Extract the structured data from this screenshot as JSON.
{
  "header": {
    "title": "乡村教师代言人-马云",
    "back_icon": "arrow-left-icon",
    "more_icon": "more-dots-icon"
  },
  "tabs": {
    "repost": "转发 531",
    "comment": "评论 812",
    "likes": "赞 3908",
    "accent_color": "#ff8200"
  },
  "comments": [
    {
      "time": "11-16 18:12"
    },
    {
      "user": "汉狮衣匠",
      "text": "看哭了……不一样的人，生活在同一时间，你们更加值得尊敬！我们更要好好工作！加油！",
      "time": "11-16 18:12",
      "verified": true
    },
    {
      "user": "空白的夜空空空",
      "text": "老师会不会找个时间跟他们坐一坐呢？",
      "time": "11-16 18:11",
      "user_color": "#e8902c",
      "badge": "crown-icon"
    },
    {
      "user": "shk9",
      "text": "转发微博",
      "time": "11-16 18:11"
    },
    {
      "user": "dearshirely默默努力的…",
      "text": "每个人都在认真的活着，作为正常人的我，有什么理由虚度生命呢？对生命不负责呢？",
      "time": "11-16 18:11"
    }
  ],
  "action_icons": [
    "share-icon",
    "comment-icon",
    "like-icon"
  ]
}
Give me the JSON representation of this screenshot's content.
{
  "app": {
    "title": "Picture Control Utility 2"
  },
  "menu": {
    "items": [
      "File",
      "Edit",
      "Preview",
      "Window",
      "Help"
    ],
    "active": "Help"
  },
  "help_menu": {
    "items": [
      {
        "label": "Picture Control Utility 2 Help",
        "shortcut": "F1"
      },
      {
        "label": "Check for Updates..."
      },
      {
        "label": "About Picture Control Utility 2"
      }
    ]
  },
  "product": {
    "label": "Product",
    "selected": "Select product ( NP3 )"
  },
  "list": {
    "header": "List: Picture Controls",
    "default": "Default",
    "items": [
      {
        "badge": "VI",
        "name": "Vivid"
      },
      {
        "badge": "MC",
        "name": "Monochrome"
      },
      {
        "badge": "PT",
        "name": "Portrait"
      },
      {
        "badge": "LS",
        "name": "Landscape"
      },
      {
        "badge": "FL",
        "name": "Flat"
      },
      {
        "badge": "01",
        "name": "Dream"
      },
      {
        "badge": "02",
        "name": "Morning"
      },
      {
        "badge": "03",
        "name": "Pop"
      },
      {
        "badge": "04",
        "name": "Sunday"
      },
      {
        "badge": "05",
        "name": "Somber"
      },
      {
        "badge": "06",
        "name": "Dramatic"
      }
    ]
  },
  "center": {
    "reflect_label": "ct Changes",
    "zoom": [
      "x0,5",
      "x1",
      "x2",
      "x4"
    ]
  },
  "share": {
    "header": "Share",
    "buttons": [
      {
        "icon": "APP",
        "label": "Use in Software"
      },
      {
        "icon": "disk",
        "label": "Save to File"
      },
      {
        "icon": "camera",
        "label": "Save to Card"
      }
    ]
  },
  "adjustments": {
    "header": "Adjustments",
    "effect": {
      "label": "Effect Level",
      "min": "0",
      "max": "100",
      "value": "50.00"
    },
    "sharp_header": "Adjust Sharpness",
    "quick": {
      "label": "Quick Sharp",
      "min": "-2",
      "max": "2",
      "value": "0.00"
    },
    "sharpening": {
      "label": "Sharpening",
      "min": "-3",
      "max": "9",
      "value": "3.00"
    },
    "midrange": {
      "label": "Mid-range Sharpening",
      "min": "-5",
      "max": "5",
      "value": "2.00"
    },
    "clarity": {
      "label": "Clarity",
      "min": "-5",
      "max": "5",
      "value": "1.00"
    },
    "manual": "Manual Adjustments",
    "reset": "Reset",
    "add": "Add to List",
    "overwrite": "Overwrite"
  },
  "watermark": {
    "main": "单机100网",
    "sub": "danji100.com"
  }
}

◇ ◇ ◇ ◇ ◇

## Exercise details:
Each line in the material above must be retyped without alteration.

## Response:
Extract the structured data from this screenshot as JSON.
{
  "header": {
    "title": "乡村教师代言人-马云",
    "back_icon": "arrow-left-icon",
    "more_icon": "more-dots-icon"
  },
  "tabs": {
    "repost": "转发 531",
    "comment": "评论 812",
    "likes": "赞 3908",
    "accent_color": "#ff8200"
  },
  "comments": [
    {
      "time": "11-16 18:12"
    },
    {
      "user": "汉狮衣匠",
      "text": "看哭了……不一样的人，生活在同一时间，你们更加值得尊敬！我们更要好好工作！加油！",
      "time": "11-16 18:12",
      "verified": true
    },
    {
      "user": "空白的夜空空空",
      "text": "老师会不会找个时间跟他们坐一坐呢？",
      "time": "11-16 18:11",
      "user_color": "#e8902c",
      "badge": "crown-icon"
    },
    {
      "user": "shk9",
      "text": "转发微博",
      "time": "11-16 18:11"
    },
    {
      "user": "dearshirely默默努力的…",
      "text": "每个人都在认真的活着，作为正常人的我，有什么理由虚度生命呢？对生命不负责呢？",
      "time": "11-16 18:11"
    }
  ],
  "action_icons": [
    "share-icon",
    "comment-icon",
    "like-icon"
  ]
}
Give me the JSON representation of this screenshot's content.
{
  "app": {
    "title": "Picture Control Utility 2"
  },
  "menu": {
    "items": [
      "File",
      "Edit",
      "Preview",
      "Window",
      "Help"
    ],
    "active": "Help"
  },
  "help_menu": {
    "items": [
      {
        "label": "Picture Control Utility 2 Help",
        "shortcut": "F1"
      },
      {
        "label": "Check for Updates..."
      },
      {
        "label": "About Picture Control Utility 2"
      }
    ]
  },
  "product": {
    "label": "Product",
    "selected": "Select product ( NP3 )"
  },
  "list": {
    "header": "List: Picture Controls",
    "default": "Default",
    "items": [
      {
        "badge": "VI",
        "name": "Vivid"
      },
      {
        "badge": "MC",
        "name": "Monochrome"
      },
      {
        "badge": "PT",
        "name": "Portrait"
      },
      {
        "badge": "LS",
        "name": "Landscape"
      },
      {
        "badge": "FL",
        "name": "Flat"
      },
      {
        "badge": "01",
        "name": "Dream"
      },
      {
        "badge": "02",
        "name": "Morning"
      },
      {
        "badge": "03",
        "name": "Pop"
      },
      {
        "badge": "04",
        "name": "Sunday"
      },
      {
        "badge": "05",
        "name": "Somber"
      },
      {
        "badge": "06",
        "name": "Dramatic"
      }
    ]
  },
  "center": {
    "reflect_label": "ct Changes",
    "zoom": [
      "x0,5",
      "x1",
      "x2",
      "x4"
    ]
  },
  "share": {
    "header": "Share",
    "buttons": [
      {
        "icon": "APP",
        "label": "Use in Software"
      },
      {
        "icon": "disk",
        "label": "Save to File"
      },
      {
        "icon": "camera",
        "label": "Save to Card"
      }
    ]
  },
  "adjustments": {
    "header": "Adjustments",
    "effect": {
      "label": "Effect Level",
      "min": "0",
      "max": "100",
      "value": "50.00"
    },
    "sharp_header": "Adjust Sharpness",
    "quick": {
      "label": "Quick Sharp",
      "min": "-2",
      "max": "2",
      "value": "0.00"
    },
    "sharpening": {
      "label": "Sharpening",
      "min": "-3",
      "max": "9",
      "value": "3.00"
    },
    "midrange": {
      "label": "Mid-range Sharpening",
      "min": "-5",
      "max": "5",
      "value": "2.00"
    },
    "clarity": {
      "label": "Clarity",
      "min": "-5",
      "max": "5",
      "value": "1.00"
    },
    "manual": "Manual Adjustments",
    "reset": "Reset",
    "add": "Add to List",
    "overwrite": "Overwrite"
  },
  "watermark": {
    "main": "单机100网",
    "sub": "danji100.com"
  }
}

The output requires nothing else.